**DO THIS**
Every line from the one containing "Give me a plain-text" to the final line of the material below must be reproduced exactly; leave out all other lines.

# Start of RECORDS PROVIDED

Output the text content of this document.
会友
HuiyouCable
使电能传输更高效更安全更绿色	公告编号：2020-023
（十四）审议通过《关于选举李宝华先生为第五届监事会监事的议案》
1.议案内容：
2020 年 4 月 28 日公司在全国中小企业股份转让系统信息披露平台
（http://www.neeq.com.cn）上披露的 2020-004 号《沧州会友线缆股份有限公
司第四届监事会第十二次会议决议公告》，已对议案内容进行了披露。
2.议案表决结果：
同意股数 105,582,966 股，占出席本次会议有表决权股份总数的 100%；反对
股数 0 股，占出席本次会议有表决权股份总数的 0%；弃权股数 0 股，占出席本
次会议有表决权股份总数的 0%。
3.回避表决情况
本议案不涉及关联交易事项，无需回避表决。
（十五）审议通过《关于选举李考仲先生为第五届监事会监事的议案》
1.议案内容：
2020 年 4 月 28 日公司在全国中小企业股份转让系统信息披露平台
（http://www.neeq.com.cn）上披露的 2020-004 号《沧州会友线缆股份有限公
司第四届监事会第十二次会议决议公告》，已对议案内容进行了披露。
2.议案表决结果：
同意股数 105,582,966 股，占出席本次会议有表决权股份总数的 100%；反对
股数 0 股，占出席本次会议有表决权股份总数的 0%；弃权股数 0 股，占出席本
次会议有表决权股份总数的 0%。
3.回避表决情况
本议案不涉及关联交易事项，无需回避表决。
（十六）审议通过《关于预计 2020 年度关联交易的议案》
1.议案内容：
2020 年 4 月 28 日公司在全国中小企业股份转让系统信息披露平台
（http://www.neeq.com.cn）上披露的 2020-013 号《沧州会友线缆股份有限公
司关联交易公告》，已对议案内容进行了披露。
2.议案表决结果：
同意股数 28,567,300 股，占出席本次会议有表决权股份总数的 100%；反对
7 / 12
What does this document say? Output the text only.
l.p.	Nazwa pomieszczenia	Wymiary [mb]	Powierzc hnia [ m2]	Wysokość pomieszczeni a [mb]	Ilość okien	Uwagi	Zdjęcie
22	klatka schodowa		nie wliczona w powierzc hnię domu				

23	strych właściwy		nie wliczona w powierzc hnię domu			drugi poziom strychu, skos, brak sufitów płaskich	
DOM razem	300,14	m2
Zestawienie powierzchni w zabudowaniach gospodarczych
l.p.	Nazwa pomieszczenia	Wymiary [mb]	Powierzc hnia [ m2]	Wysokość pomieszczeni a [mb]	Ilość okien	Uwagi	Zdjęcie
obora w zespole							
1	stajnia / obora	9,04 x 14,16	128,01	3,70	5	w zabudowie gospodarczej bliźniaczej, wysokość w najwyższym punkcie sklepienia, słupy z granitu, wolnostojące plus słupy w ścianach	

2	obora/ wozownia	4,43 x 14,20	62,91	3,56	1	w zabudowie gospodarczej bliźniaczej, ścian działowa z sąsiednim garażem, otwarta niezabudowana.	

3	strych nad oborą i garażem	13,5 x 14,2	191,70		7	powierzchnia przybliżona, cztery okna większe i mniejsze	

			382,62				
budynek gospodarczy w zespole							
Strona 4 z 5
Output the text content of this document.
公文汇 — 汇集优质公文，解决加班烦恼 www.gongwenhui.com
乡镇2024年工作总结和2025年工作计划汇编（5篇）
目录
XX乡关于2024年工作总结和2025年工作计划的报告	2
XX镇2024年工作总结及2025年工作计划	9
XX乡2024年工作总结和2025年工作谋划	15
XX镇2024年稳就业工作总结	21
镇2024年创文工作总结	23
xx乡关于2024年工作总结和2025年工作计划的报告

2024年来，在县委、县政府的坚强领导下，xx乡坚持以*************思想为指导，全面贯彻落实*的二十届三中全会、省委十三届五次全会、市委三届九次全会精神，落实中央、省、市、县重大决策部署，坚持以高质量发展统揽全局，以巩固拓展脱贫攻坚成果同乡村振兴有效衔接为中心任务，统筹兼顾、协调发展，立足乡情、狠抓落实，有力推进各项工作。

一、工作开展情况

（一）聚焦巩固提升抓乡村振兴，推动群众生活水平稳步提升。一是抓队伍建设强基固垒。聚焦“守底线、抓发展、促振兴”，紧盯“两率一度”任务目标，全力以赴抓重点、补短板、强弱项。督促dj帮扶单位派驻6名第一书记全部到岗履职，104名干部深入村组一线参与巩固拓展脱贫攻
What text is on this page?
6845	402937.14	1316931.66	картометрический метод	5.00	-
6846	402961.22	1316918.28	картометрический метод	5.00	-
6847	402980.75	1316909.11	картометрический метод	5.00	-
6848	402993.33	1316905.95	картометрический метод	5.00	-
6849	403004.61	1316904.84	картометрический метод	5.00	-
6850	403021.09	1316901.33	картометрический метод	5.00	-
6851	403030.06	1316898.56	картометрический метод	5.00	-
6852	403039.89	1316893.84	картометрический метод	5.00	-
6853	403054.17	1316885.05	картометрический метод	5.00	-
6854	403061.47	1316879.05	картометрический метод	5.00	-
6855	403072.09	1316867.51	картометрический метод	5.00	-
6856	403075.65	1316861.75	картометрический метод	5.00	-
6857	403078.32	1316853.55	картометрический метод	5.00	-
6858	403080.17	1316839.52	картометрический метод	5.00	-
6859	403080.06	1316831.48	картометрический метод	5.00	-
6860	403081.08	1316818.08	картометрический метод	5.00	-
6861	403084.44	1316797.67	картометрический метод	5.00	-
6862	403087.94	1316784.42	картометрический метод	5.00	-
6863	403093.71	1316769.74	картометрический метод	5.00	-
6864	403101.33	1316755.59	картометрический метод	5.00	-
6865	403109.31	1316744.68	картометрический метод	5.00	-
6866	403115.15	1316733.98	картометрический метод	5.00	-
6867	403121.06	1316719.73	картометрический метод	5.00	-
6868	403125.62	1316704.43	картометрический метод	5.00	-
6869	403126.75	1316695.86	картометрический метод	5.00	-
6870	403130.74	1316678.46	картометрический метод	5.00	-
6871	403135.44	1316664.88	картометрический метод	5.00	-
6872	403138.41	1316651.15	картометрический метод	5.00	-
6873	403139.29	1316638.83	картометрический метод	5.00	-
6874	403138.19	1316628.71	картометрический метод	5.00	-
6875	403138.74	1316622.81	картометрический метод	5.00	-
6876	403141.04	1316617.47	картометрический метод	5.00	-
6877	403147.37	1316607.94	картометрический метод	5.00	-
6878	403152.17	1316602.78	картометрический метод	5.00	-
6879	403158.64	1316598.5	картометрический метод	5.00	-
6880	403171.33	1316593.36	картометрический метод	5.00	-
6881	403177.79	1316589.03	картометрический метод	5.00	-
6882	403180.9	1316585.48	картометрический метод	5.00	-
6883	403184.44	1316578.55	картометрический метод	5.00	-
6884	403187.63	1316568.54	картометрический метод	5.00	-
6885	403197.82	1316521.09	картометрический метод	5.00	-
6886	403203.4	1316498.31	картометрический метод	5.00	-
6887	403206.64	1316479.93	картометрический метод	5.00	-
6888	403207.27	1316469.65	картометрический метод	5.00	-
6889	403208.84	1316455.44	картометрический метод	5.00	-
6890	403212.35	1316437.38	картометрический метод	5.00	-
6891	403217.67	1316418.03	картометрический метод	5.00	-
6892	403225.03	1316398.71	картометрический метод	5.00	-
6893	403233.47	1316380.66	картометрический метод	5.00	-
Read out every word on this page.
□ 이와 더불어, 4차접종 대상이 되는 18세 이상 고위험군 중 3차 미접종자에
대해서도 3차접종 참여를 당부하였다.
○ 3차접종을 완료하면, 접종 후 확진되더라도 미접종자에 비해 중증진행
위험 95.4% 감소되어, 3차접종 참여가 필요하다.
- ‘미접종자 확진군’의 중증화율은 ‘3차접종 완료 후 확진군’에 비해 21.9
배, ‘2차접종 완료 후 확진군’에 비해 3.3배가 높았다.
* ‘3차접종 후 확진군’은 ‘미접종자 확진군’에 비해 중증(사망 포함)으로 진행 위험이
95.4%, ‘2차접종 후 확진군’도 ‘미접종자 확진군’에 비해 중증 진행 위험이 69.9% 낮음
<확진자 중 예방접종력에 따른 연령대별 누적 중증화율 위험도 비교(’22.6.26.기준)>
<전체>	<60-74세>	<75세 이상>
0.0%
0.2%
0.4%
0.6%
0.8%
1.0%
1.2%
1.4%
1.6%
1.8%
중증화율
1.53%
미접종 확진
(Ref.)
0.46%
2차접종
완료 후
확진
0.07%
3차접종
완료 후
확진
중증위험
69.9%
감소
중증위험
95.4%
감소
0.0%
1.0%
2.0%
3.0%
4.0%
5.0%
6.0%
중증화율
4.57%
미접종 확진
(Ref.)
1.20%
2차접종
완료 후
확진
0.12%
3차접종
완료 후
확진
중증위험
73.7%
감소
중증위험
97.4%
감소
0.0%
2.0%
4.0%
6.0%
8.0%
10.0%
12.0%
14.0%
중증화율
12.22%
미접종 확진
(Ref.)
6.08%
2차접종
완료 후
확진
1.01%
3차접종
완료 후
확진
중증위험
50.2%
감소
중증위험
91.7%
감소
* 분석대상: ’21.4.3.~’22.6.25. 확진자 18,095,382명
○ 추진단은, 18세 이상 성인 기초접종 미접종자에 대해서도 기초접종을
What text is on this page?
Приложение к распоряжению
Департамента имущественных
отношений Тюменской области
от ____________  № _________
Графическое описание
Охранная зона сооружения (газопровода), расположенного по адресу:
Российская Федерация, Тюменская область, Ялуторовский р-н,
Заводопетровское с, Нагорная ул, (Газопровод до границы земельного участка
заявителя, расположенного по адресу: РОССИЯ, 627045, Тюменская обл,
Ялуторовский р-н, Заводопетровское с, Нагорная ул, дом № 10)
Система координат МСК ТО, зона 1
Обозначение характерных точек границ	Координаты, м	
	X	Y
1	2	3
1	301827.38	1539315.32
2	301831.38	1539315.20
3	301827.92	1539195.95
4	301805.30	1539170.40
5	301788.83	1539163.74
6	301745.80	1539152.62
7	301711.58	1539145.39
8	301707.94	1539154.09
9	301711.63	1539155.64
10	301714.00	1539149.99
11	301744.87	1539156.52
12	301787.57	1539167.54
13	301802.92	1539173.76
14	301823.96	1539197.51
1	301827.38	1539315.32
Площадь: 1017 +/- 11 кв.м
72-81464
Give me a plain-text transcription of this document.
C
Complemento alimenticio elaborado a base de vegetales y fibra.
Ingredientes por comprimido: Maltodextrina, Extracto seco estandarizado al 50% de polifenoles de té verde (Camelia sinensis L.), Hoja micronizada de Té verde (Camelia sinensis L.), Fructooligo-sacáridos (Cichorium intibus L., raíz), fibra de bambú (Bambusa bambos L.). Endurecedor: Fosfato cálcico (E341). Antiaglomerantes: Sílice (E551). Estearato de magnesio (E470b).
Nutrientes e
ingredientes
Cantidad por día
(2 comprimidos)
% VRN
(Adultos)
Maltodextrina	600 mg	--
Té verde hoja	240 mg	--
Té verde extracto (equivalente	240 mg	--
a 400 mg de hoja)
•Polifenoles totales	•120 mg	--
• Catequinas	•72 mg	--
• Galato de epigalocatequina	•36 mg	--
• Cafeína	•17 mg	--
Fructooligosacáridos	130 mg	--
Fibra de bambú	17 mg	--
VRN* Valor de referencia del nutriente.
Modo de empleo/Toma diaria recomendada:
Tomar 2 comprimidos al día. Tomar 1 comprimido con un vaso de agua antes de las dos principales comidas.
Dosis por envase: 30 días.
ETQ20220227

# End of RECORDS PROVIDED

**RESULT OF THIS EXERCISE**
Give me a plain-text transcription of this document.
C
Complemento alimenticio elaborado a base de vegetales y fibra.
Ingredientes por comprimido: Maltodextrina, Extracto seco estandarizado al 50% de polifenoles de té verde (Camelia sinensis L.), Hoja micronizada de Té verde (Camelia sinensis L.), Fructooligo-sacáridos (Cichorium intibus L., raíz), fibra de bambú (Bambusa bambos L.). Endurecedor: Fosfato cálcico (E341). Antiaglomerantes: Sílice (E551). Estearato de magnesio (E470b).
Nutrientes e
ingredientes
Cantidad por día
(2 comprimidos)
% VRN
(Adultos)
Maltodextrina	600 mg	--
Té verde hoja	240 mg	--
Té verde extracto (equivalente	240 mg	--
a 400 mg de hoja)
•Polifenoles totales	•120 mg	--
• Catequinas	•72 mg	--
• Galato de epigalocatequina	•36 mg	--
• Cafeína	•17 mg	--
Fructooligosacáridos	130 mg	--
Fibra de bambú	17 mg	--
VRN* Valor de referencia del nutriente.
Modo de empleo/Toma diaria recomendada:
Tomar 2 comprimidos al día. Tomar 1 comprimido con un vaso de agua antes de las dos principales comidas.
Dosis por envase: 30 días.
ETQ20220227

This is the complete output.